Job
Repeat word for word the passage from the golden retriever rescue thread that starts with the words containing "## C's Mom (Dec" and ends with "himself to treats.".

Given passage
>>>>>

# Rescue to the Rescue



## booklady (Mar 3, 2009)

Last weekend Golden Bond (Oregon) took in ten goldens from Inland Empire Rescue in Spokane. IEGRR is in the throes of a serious foster home shortage and has stopped all intake for the time being. If anyone lives anywhere near Spokane and has ever considered fostering, they could sure use your help

The bios of the ten dogs give a pretty average rundown of really disheartening reasons for getting rid of a senior dog (with a couple of valid ones). Who could give up these faces?

Golden Bond Rescue of Oregon - Golden Bond Rescue To The Rescue!


----------



## CAROLINA MOM (May 12, 2009)

BUMPING UP-

God bless Golden Bond for taking these dogs. 

I use to help one of the NC GR Rescues with Intake, I could NEVER understand why anyone would give up their dog. There were a few situations where it was absolutely necessary and we were happy to help. 

I hope they all find wonderful loving homes.


----------



## C's Mom (Dec 7, 2009)

Keeping my fingers crossed that all these lovely dogs find wonderful homes. A big thank you to all that helped. Had a good laugh reading about how Buster can open drawers and help himself to treats.


----------



## BeauShel (May 20, 2007)

bumping up. Love all the seniors especially teddy.


----------



## BlindBabyBoy<3 (Nov 5, 2011)

They all look to be such wonderful dogs, i hpe they get the families they deserve very sson x


----------

<<<<<

Listings of boxed layout items:
>>>>>

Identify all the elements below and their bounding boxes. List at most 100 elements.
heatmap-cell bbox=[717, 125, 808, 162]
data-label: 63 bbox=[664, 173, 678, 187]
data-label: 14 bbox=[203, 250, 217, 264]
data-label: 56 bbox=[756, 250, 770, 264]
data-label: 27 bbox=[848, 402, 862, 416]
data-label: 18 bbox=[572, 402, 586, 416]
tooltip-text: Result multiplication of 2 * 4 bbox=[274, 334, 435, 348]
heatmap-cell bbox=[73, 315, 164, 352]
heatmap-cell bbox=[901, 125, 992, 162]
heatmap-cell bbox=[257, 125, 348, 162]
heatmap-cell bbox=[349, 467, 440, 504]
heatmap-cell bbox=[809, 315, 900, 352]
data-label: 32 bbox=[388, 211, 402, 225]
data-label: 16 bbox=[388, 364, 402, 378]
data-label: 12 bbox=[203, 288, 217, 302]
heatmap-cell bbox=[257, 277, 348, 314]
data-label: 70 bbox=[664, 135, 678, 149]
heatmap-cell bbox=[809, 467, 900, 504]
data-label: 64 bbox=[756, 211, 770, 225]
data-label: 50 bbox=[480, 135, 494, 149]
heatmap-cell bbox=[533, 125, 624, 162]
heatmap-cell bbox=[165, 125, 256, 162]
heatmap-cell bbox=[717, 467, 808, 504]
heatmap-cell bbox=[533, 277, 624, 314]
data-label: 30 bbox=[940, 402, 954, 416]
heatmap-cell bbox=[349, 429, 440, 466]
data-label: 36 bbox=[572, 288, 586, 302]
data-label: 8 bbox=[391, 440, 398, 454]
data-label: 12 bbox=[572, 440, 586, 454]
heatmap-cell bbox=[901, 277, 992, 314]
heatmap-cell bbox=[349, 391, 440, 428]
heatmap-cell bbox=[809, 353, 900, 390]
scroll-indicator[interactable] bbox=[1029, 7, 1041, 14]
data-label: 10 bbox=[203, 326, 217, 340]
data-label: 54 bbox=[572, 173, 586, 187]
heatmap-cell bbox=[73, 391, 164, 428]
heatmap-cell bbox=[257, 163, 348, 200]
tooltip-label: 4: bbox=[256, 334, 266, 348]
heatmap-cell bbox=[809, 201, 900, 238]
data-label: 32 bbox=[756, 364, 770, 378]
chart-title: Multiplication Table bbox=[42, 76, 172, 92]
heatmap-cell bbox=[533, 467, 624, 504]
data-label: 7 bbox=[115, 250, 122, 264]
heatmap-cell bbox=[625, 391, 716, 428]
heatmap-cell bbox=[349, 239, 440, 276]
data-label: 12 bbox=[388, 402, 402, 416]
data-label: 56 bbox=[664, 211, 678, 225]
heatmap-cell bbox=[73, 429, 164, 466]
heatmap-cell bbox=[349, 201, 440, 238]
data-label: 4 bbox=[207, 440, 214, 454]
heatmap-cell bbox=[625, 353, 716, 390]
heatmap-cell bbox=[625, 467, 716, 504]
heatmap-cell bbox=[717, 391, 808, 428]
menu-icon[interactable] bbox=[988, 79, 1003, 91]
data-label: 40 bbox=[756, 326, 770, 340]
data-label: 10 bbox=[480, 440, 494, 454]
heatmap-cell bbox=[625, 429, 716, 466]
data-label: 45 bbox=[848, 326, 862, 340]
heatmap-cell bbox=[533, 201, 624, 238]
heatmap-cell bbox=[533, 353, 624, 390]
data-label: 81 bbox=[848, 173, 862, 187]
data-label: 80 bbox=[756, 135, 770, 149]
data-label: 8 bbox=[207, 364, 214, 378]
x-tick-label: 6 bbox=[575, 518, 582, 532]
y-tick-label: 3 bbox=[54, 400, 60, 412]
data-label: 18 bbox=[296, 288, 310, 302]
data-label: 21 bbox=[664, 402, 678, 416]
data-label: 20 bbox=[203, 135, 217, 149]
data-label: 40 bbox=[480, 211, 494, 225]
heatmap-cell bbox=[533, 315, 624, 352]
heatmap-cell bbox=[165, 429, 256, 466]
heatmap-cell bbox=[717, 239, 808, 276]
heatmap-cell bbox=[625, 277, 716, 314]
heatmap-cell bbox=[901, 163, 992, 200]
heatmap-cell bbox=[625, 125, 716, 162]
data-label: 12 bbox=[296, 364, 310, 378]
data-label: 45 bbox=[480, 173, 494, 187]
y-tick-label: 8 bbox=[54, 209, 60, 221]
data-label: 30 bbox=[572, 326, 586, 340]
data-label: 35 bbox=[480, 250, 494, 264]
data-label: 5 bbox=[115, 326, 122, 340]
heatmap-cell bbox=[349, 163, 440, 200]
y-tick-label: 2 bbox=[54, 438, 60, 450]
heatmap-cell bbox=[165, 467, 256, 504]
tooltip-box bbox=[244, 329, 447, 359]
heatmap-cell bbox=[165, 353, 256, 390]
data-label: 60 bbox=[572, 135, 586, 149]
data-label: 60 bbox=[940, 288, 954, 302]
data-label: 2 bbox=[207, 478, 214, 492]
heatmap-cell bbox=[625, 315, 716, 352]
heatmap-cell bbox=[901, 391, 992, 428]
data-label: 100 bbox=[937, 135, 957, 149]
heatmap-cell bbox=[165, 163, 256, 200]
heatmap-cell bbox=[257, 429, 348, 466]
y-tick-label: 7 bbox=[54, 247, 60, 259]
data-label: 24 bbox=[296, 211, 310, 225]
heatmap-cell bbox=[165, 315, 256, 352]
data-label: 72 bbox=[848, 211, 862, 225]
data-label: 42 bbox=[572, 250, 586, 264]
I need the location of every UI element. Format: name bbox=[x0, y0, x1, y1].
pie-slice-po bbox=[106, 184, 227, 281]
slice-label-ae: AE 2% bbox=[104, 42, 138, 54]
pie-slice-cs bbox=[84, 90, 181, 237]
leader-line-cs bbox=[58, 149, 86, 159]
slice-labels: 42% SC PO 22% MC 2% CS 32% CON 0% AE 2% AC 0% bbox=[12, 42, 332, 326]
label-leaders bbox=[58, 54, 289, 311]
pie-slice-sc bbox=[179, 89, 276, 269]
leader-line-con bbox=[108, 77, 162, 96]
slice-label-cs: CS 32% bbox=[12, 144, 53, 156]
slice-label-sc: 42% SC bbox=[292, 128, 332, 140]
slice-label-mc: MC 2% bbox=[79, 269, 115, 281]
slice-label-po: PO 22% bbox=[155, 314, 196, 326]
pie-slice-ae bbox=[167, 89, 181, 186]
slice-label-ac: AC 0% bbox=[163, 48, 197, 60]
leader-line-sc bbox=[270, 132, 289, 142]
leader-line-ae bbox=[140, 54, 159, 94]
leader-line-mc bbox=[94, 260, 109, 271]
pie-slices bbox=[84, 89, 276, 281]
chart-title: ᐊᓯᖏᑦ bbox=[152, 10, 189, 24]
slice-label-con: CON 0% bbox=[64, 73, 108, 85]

<<<<<

Full solution
## C's Mom (Dec 7, 2009)

Keeping my fingers crossed that all these lovely dogs find wonderful homes. A big thank you to all that helped. Had a good laugh reading about how Buster can open drawers and help himself to treats.